*Source records:*
— Begin —
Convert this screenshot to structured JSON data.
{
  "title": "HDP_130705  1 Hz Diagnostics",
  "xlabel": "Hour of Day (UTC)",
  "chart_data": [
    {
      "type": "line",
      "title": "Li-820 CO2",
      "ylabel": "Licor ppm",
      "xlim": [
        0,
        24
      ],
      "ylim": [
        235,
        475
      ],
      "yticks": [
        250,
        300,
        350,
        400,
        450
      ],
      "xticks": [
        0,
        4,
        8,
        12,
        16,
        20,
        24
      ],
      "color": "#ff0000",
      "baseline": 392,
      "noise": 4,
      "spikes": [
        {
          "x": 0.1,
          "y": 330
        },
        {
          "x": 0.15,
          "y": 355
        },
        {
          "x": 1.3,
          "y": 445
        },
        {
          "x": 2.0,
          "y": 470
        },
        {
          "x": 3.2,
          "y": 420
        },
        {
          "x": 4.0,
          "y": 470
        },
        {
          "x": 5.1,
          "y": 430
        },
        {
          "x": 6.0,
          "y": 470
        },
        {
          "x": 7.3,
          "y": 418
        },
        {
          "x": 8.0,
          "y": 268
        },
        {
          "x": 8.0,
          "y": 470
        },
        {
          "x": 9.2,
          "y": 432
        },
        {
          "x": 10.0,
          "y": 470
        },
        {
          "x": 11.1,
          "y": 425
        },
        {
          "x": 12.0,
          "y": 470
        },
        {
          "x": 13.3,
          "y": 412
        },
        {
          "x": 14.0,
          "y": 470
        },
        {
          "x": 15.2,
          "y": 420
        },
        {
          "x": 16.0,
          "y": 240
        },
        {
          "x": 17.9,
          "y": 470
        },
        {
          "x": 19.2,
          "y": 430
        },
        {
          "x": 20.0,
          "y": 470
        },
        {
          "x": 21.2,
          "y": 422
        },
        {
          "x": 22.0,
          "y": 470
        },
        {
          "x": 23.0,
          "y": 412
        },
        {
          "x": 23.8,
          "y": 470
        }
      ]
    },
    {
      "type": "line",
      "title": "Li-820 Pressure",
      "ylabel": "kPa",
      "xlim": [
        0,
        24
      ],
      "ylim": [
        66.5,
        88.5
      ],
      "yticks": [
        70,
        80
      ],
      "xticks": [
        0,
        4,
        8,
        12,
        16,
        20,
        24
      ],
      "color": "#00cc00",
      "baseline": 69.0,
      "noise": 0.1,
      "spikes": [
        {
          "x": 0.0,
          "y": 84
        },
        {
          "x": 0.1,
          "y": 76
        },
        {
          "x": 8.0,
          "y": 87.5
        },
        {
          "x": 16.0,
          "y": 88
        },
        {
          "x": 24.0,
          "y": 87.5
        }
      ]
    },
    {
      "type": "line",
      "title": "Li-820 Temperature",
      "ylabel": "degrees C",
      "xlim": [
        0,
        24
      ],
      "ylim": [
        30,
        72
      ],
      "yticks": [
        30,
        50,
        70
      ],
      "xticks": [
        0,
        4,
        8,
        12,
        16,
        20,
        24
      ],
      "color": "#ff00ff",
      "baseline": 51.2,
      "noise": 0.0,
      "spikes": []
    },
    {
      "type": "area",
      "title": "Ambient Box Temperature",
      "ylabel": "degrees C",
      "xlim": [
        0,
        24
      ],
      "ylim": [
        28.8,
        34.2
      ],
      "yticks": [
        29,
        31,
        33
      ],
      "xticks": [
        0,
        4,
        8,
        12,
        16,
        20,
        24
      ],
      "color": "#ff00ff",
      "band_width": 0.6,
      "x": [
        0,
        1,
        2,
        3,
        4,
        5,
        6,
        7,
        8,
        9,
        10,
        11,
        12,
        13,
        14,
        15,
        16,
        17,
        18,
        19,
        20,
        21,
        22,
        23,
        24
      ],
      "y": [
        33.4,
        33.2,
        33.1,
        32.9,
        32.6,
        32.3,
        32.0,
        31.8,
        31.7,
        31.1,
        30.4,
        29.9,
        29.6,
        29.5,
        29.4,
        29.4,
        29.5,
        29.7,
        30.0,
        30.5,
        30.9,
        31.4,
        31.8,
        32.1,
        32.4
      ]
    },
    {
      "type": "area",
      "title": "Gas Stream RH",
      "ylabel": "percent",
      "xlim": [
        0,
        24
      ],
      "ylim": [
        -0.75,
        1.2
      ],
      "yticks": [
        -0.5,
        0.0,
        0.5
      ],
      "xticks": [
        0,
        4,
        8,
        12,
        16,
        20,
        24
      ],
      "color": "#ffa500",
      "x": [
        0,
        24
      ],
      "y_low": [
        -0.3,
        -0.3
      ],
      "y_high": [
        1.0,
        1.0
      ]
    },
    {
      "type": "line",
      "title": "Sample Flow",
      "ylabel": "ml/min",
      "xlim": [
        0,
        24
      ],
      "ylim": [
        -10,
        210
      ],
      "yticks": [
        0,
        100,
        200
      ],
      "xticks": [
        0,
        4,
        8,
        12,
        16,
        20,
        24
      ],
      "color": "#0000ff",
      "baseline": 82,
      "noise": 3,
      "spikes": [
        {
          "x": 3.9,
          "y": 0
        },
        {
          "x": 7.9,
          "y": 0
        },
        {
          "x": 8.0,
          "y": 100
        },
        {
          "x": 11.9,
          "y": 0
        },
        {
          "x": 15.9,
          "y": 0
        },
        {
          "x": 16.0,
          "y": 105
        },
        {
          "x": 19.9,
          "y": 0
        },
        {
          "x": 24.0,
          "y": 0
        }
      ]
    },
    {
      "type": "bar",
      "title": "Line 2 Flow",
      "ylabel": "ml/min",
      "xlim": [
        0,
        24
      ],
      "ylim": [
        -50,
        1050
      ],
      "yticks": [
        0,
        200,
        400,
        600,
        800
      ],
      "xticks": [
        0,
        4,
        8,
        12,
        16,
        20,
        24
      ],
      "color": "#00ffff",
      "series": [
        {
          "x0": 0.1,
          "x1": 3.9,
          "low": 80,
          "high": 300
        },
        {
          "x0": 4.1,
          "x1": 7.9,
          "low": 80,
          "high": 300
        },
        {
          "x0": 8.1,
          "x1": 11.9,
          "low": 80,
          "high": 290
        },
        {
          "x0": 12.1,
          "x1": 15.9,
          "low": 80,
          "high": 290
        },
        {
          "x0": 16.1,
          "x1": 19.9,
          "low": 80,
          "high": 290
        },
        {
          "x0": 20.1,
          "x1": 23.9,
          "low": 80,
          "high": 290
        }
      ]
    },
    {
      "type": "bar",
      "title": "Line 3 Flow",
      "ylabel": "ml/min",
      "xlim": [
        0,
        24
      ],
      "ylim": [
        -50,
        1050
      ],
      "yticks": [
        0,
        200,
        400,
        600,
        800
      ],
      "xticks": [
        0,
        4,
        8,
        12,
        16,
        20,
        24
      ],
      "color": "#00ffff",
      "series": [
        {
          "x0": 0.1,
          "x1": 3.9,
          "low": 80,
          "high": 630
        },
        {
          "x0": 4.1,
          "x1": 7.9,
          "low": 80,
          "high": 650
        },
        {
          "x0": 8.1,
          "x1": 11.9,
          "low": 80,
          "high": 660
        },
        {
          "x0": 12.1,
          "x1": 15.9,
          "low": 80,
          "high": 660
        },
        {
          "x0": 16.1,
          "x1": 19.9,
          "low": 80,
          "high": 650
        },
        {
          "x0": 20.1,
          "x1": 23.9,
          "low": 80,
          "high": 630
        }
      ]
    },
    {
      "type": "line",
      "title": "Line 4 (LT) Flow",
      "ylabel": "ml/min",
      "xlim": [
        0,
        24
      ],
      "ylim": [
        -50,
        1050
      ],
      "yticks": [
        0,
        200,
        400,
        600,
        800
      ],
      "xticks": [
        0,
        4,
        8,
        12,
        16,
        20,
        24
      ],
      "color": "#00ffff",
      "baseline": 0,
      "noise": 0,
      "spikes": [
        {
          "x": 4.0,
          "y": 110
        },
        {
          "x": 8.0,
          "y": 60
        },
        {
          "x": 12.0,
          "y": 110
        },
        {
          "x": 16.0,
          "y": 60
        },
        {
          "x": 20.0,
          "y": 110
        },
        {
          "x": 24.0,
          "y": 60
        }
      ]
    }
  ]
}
— End —
*Work to complete:*
Look through the lines above and collect those with the word "Flow".

*Reply to the exercise:*
      "title": "Sample Flow",
      "title": "Line 2 Flow",
      "title": "Line 3 Flow",
      "title": "Line 4 (LT) Flow",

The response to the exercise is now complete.